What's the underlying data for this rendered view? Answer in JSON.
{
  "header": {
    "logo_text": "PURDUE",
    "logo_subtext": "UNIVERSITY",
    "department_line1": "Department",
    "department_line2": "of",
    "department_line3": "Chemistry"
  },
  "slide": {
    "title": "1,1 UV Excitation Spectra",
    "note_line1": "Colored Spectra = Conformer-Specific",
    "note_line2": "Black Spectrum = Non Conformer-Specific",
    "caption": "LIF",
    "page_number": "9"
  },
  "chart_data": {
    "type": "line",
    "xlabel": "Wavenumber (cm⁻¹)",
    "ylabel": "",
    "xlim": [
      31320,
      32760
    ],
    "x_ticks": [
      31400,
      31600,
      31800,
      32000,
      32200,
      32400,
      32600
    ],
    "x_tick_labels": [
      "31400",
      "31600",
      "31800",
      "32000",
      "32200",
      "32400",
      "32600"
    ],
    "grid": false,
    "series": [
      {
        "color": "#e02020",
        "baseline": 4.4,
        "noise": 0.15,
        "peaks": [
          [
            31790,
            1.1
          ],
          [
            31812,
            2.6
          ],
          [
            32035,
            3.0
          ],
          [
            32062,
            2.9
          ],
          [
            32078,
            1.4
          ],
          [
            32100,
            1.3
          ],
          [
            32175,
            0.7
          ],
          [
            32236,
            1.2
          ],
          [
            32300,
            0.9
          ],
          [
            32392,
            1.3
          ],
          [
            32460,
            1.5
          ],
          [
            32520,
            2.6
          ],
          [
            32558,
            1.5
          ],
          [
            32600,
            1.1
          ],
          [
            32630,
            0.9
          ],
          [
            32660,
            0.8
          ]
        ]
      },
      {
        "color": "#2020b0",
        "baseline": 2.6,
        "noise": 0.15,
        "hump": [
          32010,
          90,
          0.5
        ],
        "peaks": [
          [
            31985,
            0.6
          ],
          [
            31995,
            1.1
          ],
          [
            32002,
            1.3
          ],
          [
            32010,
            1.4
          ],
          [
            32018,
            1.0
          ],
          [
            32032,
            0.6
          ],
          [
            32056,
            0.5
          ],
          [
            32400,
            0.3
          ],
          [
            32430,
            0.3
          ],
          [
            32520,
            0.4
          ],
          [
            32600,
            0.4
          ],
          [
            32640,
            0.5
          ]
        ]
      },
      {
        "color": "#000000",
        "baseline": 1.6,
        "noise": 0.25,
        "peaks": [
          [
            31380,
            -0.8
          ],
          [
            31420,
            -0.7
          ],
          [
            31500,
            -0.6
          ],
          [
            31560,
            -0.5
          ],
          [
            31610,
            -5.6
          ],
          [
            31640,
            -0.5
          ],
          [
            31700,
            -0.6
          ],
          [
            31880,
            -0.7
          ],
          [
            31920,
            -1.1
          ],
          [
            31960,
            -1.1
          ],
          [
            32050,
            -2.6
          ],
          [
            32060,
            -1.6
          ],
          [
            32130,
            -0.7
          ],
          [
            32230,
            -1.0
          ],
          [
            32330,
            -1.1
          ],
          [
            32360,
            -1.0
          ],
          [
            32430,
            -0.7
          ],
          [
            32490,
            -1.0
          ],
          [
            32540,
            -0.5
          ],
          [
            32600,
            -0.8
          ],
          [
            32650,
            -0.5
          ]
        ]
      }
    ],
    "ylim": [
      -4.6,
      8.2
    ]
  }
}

◇ ◇ ◇ ◇ ◇ ◇ ◇

:: TASK TO COMPLETE ::
What is the number of lines in the listing above that contain the string "Specific"? Give only the number.

:: RESPONSE TO THE EXERCISE ::
2